TASK OBJECTIVE:
Compute how many lines below contain the word "Serve" and respond with that number only.

PROVIDED RECORDS:
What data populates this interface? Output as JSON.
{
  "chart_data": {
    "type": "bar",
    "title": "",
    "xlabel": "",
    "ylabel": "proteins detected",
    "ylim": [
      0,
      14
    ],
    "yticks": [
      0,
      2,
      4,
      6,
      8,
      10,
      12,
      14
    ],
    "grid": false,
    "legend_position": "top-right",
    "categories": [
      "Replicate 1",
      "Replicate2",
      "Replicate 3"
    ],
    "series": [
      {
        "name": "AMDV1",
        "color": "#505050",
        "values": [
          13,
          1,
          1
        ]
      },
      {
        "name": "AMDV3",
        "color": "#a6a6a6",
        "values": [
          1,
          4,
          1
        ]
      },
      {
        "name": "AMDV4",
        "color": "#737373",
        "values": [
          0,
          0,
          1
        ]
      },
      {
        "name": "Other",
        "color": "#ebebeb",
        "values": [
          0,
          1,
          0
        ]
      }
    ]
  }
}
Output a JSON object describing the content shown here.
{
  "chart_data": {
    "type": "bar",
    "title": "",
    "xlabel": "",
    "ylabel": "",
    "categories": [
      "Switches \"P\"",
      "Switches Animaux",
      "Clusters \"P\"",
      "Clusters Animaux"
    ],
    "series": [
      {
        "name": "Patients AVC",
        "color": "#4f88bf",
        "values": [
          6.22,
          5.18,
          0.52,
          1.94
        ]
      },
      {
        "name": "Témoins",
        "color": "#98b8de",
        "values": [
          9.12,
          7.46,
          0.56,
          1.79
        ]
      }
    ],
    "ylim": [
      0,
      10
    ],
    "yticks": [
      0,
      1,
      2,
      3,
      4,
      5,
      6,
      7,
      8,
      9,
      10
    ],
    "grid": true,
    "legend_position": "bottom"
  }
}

--

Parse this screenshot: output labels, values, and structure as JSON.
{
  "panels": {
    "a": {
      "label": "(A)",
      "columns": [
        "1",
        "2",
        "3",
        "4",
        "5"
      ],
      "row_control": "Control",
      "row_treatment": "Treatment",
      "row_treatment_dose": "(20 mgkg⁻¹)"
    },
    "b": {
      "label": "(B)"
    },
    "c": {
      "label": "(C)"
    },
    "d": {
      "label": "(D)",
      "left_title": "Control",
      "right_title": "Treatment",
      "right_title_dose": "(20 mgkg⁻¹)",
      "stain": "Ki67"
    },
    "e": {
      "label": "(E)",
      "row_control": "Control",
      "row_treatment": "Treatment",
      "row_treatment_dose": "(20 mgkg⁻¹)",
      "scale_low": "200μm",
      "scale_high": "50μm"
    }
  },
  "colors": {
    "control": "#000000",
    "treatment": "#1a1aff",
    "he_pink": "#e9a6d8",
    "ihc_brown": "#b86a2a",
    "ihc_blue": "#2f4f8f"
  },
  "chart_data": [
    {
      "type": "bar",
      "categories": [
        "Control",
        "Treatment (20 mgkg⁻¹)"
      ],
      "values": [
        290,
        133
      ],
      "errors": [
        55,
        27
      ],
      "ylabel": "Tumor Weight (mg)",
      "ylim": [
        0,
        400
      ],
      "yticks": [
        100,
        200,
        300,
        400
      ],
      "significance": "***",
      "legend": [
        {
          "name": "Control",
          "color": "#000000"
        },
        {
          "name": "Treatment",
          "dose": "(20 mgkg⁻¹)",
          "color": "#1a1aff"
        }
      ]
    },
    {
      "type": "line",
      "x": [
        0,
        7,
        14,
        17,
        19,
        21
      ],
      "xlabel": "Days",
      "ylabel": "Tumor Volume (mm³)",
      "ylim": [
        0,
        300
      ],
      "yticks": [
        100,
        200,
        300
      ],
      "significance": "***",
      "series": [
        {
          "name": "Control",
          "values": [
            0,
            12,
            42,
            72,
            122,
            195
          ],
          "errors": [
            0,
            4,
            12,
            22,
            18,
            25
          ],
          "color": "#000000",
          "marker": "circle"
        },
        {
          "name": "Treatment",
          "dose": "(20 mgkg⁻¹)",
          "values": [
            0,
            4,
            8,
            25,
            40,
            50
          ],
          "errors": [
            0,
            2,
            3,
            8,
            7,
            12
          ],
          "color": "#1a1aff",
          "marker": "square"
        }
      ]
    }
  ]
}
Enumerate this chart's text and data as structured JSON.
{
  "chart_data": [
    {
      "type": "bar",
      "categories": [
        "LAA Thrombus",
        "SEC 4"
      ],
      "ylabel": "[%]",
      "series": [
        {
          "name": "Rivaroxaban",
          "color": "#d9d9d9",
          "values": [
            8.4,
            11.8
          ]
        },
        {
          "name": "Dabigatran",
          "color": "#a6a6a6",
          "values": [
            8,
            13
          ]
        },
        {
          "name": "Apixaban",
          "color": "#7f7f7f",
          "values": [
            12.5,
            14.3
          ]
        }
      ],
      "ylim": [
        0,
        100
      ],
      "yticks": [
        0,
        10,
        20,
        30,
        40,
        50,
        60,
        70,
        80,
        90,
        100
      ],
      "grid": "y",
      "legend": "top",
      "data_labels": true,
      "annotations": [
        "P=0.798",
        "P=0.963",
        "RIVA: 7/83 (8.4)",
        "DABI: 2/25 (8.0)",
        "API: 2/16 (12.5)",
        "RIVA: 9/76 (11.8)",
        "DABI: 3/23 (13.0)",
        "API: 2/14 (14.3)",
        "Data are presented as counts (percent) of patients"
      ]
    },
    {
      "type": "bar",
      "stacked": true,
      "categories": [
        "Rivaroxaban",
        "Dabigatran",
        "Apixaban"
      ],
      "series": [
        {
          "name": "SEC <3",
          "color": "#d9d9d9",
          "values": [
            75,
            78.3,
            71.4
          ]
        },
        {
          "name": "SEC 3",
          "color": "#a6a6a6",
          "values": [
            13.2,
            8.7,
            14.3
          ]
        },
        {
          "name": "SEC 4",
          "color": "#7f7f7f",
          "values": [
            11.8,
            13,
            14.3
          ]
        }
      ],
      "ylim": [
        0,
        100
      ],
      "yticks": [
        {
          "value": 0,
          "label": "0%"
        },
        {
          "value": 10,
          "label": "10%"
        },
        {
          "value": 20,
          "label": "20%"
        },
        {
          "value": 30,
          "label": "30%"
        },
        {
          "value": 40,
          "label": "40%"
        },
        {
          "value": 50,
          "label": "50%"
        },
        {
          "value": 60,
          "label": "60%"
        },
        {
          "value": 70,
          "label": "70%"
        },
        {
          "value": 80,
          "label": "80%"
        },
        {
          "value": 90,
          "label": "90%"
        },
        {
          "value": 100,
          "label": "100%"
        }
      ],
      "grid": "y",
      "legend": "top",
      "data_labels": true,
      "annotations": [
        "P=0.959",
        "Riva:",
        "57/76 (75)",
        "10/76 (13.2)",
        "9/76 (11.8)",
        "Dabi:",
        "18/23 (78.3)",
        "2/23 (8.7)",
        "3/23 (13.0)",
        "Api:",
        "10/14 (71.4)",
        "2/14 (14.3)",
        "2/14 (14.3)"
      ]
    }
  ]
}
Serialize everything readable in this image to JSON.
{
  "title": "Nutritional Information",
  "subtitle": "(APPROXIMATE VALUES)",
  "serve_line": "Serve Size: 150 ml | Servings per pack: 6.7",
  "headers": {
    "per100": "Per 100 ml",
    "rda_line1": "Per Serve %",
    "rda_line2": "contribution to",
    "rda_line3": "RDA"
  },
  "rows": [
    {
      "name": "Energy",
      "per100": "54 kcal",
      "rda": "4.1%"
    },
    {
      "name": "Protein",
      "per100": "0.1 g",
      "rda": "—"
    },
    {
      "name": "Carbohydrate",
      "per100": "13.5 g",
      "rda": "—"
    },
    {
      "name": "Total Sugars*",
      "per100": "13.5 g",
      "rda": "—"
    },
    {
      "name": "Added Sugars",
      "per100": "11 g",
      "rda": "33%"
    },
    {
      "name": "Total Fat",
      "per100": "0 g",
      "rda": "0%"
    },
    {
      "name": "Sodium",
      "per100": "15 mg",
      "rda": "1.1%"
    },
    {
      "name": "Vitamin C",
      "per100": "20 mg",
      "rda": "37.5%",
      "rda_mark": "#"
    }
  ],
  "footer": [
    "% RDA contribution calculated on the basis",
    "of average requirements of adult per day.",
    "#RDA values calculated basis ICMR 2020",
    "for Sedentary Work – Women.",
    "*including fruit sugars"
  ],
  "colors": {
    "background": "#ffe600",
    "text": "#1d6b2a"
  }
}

---

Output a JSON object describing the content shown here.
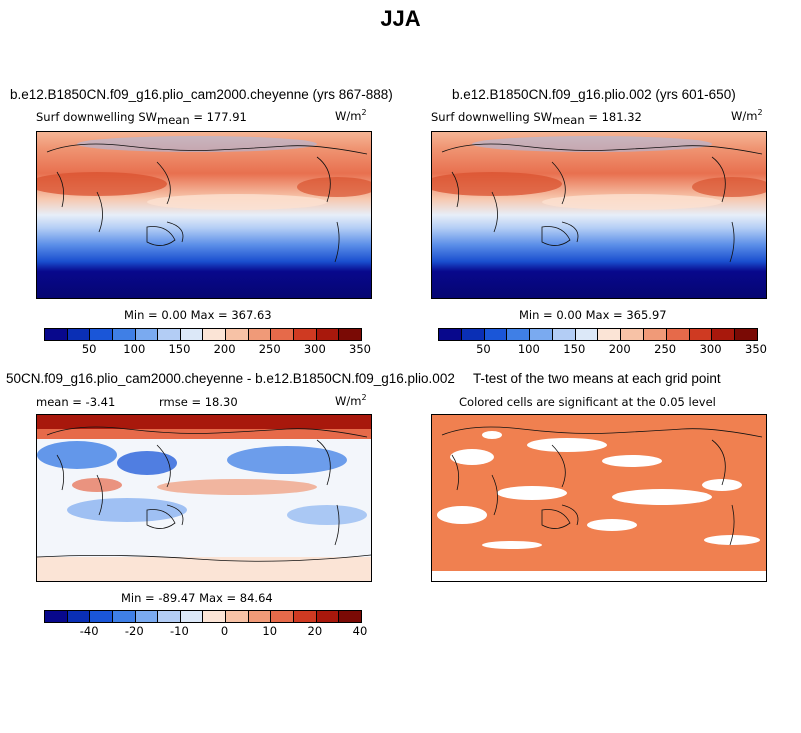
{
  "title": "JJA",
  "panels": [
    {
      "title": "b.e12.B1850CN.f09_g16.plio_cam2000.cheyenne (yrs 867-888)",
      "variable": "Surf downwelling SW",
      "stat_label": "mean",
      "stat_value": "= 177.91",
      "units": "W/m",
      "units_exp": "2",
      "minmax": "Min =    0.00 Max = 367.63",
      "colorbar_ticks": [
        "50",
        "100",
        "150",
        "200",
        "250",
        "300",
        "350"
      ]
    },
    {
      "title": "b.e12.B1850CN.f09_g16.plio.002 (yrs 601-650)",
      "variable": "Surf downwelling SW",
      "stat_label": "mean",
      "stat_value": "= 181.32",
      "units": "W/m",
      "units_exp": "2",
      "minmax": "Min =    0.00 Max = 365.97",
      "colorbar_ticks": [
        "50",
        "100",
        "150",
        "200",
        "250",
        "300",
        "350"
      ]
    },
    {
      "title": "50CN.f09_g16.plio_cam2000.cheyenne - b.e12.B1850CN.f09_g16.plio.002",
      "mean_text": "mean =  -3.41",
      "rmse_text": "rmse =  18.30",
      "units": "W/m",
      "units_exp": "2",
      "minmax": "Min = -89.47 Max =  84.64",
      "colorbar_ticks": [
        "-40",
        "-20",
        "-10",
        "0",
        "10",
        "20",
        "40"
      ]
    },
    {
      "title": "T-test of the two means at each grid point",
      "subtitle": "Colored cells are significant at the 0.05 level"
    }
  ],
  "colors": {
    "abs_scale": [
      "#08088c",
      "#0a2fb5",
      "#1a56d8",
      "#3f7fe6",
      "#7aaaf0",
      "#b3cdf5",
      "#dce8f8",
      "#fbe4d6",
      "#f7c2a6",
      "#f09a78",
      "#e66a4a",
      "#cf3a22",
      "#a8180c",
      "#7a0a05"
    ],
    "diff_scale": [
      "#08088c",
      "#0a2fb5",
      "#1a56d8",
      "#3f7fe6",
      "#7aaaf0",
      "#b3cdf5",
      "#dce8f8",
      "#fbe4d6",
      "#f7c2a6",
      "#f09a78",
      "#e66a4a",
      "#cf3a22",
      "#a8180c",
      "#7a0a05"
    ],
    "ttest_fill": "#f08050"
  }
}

ANSWER TO THE PROBLEM:
2